Output the data that follows exactly, line for line.

[begin Recorded data]

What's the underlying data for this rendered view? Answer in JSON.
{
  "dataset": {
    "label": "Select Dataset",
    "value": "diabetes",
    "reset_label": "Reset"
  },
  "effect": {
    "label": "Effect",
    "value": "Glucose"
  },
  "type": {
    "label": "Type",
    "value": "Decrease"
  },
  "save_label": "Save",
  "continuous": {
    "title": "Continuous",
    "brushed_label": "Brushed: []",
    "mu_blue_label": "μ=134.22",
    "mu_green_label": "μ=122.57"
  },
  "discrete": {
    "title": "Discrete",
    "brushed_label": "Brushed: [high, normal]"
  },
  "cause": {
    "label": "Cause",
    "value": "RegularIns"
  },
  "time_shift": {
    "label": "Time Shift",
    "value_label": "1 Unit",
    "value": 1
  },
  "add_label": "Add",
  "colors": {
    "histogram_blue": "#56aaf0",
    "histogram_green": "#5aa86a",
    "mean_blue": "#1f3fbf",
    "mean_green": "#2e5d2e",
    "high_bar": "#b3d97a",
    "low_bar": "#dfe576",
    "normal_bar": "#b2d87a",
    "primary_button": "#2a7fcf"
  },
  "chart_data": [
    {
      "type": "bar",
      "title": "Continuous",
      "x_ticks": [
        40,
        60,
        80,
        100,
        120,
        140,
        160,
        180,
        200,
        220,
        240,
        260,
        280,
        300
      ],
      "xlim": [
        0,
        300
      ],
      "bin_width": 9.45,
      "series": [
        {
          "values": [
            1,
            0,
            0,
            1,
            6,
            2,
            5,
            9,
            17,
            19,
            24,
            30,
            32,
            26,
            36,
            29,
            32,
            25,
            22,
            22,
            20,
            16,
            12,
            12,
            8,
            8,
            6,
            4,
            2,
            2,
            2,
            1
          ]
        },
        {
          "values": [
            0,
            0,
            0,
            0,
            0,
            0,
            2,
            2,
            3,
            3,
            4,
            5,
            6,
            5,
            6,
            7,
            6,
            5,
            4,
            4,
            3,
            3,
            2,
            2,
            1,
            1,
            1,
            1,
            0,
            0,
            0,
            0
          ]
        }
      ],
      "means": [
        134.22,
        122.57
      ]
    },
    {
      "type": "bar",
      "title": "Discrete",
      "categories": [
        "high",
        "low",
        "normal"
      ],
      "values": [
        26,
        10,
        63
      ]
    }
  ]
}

[end Recorded data]

Task result ▸
What's the underlying data for this rendered view? Answer in JSON.
{
  "dataset": {
    "label": "Select Dataset",
    "value": "diabetes",
    "reset_label": "Reset"
  },
  "effect": {
    "label": "Effect",
    "value": "Glucose"
  },
  "type": {
    "label": "Type",
    "value": "Decrease"
  },
  "save_label": "Save",
  "continuous": {
    "title": "Continuous",
    "brushed_label": "Brushed: []",
    "mu_blue_label": "μ=134.22",
    "mu_green_label": "μ=122.57"
  },
  "discrete": {
    "title": "Discrete",
    "brushed_label": "Brushed: [high, normal]"
  },
  "cause": {
    "label": "Cause",
    "value": "RegularIns"
  },
  "time_shift": {
    "label": "Time Shift",
    "value_label": "1 Unit",
    "value": 1
  },
  "add_label": "Add",
  "colors": {
    "histogram_blue": "#56aaf0",
    "histogram_green": "#5aa86a",
    "mean_blue": "#1f3fbf",
    "mean_green": "#2e5d2e",
    "high_bar": "#b3d97a",
    "low_bar": "#dfe576",
    "normal_bar": "#b2d87a",
    "primary_button": "#2a7fcf"
  },
  "chart_data": [
    {
      "type": "bar",
      "title": "Continuous",
      "x_ticks": [
        40,
        60,
        80,
        100,
        120,
        140,
        160,
        180,
        200,
        220,
        240,
        260,
        280,
        300
      ],
      "xlim": [
        0,
        300
      ],
      "bin_width": 9.45,
      "series": [
        {
          "values": [
            1,
            0,
            0,
            1,
            6,
            2,
            5,
            9,
            17,
            19,
            24,
            30,
            32,
            26,
            36,
            29,
            32,
            25,
            22,
            22,
            20,
            16,
            12,
            12,
            8,
            8,
            6,
            4,
            2,
            2,
            2,
            1
          ]
        },
        {
          "values": [
            0,
            0,
            0,
            0,
            0,
            0,
            2,
            2,
            3,
            3,
            4,
            5,
            6,
            5,
            6,
            7,
            6,
            5,
            4,
            4,
            3,
            3,
            2,
            2,
            1,
            1,
            1,
            1,
            0,
            0,
            0,
            0
          ]
        }
      ],
      "means": [
        134.22,
        122.57
      ]
    },
    {
      "type": "bar",
      "title": "Discrete",
      "categories": [
        "high",
        "low",
        "normal"
      ],
      "values": [
        26,
        10,
        63
      ]
    }
  ]
}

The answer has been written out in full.